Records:
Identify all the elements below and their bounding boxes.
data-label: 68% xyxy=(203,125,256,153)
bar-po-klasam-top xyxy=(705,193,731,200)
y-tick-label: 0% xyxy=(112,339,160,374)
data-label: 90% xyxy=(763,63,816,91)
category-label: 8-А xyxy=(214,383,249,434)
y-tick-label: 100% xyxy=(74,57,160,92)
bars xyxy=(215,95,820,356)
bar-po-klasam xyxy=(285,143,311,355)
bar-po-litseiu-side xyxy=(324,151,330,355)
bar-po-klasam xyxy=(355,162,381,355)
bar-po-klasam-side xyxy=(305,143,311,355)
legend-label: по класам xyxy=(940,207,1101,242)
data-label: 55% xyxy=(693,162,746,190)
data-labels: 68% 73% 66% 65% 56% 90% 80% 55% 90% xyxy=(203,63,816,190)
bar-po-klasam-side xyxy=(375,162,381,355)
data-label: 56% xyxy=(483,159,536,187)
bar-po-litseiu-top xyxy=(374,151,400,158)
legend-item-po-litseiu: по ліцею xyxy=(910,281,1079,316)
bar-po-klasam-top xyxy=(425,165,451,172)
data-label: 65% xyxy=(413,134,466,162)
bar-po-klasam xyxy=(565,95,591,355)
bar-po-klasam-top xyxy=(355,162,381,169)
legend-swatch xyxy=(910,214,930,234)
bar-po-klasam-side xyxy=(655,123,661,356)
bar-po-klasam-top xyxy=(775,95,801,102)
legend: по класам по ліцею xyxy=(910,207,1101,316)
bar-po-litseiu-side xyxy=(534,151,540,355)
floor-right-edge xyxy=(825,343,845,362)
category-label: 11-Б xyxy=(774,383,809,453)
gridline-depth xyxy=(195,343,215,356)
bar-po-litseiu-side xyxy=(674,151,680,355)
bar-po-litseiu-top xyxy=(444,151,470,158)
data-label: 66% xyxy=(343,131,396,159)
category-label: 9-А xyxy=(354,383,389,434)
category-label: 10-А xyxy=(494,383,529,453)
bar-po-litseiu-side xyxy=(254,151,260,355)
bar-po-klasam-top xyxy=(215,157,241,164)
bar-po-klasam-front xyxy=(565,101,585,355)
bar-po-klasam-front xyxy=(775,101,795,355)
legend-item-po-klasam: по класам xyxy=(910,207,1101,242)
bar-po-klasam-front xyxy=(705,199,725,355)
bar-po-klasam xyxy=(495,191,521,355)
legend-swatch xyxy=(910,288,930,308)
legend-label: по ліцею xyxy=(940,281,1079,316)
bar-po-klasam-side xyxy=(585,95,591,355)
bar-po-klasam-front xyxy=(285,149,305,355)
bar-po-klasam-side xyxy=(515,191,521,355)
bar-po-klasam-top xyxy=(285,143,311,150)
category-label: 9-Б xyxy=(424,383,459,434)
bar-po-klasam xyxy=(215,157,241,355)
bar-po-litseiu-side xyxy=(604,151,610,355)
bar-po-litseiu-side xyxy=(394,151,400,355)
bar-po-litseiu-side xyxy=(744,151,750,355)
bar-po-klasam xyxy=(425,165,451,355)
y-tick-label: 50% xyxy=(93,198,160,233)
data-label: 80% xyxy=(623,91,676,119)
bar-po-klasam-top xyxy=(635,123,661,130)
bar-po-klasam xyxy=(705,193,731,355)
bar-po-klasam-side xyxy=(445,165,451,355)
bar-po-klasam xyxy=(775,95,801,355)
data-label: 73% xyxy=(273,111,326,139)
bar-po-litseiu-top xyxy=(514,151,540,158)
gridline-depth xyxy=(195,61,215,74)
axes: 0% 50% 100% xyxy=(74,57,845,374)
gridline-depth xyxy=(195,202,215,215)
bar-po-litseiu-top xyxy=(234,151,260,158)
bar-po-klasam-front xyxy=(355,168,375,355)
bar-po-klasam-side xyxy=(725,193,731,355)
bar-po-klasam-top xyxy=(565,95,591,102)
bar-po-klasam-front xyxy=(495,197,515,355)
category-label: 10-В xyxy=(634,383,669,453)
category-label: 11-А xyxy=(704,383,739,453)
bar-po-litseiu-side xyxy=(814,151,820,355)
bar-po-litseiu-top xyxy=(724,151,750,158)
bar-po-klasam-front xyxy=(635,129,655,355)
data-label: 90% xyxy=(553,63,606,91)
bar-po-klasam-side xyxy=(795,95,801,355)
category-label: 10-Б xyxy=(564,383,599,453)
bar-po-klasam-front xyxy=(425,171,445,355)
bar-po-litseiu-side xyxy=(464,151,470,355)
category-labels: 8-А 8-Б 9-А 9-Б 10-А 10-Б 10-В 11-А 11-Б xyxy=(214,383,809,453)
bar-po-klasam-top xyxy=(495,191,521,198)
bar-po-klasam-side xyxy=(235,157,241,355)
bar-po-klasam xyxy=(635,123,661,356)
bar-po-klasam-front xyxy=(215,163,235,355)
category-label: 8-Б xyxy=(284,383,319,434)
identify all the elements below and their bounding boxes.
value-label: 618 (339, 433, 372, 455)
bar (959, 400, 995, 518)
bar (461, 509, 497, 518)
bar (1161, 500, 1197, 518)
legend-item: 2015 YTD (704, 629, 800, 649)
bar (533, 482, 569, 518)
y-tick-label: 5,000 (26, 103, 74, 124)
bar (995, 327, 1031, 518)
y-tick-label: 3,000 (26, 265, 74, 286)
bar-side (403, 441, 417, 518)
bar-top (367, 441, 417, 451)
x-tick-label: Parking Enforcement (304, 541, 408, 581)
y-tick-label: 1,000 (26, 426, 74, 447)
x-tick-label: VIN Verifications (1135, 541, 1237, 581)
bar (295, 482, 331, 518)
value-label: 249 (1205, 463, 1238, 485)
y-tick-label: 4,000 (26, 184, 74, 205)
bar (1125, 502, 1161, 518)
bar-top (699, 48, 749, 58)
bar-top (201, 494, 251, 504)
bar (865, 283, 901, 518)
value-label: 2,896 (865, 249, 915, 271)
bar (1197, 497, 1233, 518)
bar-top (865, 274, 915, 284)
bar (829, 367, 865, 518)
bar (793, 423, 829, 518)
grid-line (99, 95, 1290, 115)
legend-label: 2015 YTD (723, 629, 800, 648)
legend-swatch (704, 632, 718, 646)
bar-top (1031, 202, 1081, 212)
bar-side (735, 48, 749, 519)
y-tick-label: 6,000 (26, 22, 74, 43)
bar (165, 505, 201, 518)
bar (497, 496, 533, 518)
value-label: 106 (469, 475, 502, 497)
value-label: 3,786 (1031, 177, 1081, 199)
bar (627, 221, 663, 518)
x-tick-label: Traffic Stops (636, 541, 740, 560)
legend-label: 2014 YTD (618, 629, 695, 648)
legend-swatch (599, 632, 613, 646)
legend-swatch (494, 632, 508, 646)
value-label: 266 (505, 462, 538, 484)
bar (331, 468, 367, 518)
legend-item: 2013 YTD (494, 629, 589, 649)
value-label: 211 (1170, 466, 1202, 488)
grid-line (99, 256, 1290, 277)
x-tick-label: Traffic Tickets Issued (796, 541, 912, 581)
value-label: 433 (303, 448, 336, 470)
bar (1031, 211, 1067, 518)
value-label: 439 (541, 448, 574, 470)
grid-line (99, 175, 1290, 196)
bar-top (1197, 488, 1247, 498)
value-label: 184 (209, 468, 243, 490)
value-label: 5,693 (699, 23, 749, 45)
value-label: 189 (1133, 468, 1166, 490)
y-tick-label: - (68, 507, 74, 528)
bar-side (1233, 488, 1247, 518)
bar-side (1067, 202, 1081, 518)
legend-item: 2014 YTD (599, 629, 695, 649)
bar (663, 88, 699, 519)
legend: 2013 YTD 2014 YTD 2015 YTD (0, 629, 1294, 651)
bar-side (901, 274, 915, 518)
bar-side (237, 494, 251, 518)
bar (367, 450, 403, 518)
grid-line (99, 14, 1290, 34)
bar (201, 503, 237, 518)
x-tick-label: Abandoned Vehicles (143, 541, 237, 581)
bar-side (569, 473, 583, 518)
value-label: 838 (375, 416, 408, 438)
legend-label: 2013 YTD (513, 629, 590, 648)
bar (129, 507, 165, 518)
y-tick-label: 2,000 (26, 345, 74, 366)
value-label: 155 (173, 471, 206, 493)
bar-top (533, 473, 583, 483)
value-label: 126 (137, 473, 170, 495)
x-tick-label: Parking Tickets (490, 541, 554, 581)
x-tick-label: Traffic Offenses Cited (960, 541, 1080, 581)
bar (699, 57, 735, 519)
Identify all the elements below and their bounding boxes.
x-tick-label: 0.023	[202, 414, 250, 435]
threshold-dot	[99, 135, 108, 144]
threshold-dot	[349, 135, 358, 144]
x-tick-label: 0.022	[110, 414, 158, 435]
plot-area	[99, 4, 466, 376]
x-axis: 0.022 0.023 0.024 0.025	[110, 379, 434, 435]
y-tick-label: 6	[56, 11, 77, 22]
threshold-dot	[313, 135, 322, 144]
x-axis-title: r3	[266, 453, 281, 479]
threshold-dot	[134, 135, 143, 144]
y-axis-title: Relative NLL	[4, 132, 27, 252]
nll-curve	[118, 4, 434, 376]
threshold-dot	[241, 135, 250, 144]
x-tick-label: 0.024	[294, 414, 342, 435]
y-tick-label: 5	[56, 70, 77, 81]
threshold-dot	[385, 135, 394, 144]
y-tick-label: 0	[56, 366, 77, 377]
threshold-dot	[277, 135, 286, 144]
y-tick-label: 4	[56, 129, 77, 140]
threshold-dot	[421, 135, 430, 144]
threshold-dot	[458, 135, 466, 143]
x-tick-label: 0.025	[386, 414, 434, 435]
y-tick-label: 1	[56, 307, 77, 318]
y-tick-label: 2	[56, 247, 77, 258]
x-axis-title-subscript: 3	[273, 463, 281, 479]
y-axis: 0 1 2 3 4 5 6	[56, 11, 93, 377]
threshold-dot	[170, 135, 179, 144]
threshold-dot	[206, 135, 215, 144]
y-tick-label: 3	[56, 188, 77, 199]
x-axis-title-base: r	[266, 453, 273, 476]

The problem =>
Substitute "value-label" for "data-label" everywhere from the first line of the data down through the line containing "category-label: 8-А xyxy=(214,383,249,434)", leaving all else as it stands. Return only those lines.

Reply to the task =>
Identify all the elements below and their bounding boxes.
value-label: 68% xyxy=(203,125,256,153)
bar-po-klasam-top xyxy=(705,193,731,200)
y-tick-label: 0% xyxy=(112,339,160,374)
value-label: 90% xyxy=(763,63,816,91)
category-label: 8-А xyxy=(214,383,249,434)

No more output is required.